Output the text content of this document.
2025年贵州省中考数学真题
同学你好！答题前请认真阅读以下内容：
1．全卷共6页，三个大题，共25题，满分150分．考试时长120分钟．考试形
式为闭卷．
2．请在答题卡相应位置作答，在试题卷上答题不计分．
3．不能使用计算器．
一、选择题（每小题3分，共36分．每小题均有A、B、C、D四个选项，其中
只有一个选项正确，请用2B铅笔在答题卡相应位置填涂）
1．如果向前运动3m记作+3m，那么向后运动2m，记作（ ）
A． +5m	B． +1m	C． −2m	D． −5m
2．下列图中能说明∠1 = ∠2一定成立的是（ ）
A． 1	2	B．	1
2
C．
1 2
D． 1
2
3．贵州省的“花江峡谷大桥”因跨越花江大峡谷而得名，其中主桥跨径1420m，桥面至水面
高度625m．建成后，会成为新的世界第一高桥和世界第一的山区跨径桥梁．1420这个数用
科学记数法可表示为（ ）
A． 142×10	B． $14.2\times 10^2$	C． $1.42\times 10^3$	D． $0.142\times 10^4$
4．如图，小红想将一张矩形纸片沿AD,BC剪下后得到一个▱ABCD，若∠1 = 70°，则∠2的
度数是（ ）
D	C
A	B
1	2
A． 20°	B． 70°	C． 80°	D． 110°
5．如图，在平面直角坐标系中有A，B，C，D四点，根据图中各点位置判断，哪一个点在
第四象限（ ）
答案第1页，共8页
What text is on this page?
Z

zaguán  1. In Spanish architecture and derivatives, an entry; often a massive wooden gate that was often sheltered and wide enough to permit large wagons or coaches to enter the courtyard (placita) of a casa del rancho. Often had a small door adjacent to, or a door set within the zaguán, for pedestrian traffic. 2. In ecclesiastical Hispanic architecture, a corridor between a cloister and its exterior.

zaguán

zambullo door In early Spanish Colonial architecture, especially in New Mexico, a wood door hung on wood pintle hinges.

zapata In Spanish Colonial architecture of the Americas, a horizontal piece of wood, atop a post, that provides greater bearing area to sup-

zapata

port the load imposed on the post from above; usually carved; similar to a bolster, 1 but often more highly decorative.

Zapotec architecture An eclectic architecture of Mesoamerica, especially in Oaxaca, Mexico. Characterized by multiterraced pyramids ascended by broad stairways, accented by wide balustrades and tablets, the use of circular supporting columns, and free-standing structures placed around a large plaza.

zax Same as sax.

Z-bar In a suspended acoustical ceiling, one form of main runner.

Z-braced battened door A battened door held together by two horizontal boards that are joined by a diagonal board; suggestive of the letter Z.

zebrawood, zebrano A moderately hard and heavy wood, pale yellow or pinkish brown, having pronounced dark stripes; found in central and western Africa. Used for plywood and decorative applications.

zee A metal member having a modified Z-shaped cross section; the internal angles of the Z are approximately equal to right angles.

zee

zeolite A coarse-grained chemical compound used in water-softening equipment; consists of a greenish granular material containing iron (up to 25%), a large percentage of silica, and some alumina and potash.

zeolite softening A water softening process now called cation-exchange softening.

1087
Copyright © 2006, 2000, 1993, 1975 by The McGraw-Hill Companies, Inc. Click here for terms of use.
_____
(Problem statement)
All of the material above needs to be copied exactly.

(Result of the exercise)
Output the text content of this document.
2025年贵州省中考数学真题
同学你好！答题前请认真阅读以下内容：
1．全卷共6页，三个大题，共25题，满分150分．考试时长120分钟．考试形
式为闭卷．
2．请在答题卡相应位置作答，在试题卷上答题不计分．
3．不能使用计算器．
一、选择题（每小题3分，共36分．每小题均有A、B、C、D四个选项，其中
只有一个选项正确，请用2B铅笔在答题卡相应位置填涂）
1．如果向前运动3m记作+3m，那么向后运动2m，记作（ ）
A． +5m	B． +1m	C． −2m	D． −5m
2．下列图中能说明∠1 = ∠2一定成立的是（ ）
A． 1	2	B．	1
2
C．
1 2
D． 1
2
3．贵州省的“花江峡谷大桥”因跨越花江大峡谷而得名，其中主桥跨径1420m，桥面至水面
高度625m．建成后，会成为新的世界第一高桥和世界第一的山区跨径桥梁．1420这个数用
科学记数法可表示为（ ）
A． 142×10	B． $14.2\times 10^2$	C． $1.42\times 10^3$	D． $0.142\times 10^4$
4．如图，小红想将一张矩形纸片沿AD,BC剪下后得到一个▱ABCD，若∠1 = 70°，则∠2的
度数是（ ）
D	C
A	B
1	2
A． 20°	B． 70°	C． 80°	D． 110°
5．如图，在平面直角坐标系中有A，B，C，D四点，根据图中各点位置判断，哪一个点在
第四象限（ ）
答案第1页，共8页
What text is on this page?
Z

zaguán  1. In Spanish architecture and derivatives, an entry; often a massive wooden gate that was often sheltered and wide enough to permit large wagons or coaches to enter the courtyard (placita) of a casa del rancho. Often had a small door adjacent to, or a door set within the zaguán, for pedestrian traffic. 2. In ecclesiastical Hispanic architecture, a corridor between a cloister and its exterior.

zaguán

zambullo door In early Spanish Colonial architecture, especially in New Mexico, a wood door hung on wood pintle hinges.

zapata In Spanish Colonial architecture of the Americas, a horizontal piece of wood, atop a post, that provides greater bearing area to sup-

zapata

port the load imposed on the post from above; usually carved; similar to a bolster, 1 but often more highly decorative.

Zapotec architecture An eclectic architecture of Mesoamerica, especially in Oaxaca, Mexico. Characterized by multiterraced pyramids ascended by broad stairways, accented by wide balustrades and tablets, the use of circular supporting columns, and free-standing structures placed around a large plaza.

zax Same as sax.

Z-bar In a suspended acoustical ceiling, one form of main runner.

Z-braced battened door A battened door held together by two horizontal boards that are joined by a diagonal board; suggestive of the letter Z.

zebrawood, zebrano A moderately hard and heavy wood, pale yellow or pinkish brown, having pronounced dark stripes; found in central and western Africa. Used for plywood and decorative applications.

zee A metal member having a modified Z-shaped cross section; the internal angles of the Z are approximately equal to right angles.

zee

zeolite A coarse-grained chemical compound used in water-softening equipment; consists of a greenish granular material containing iron (up to 25%), a large percentage of silica, and some alumina and potash.

zeolite softening A water softening process now called cation-exchange softening.

1087
Copyright © 2006, 2000, 1993, 1975 by The McGraw-Hill Companies, Inc. Click here for terms of use.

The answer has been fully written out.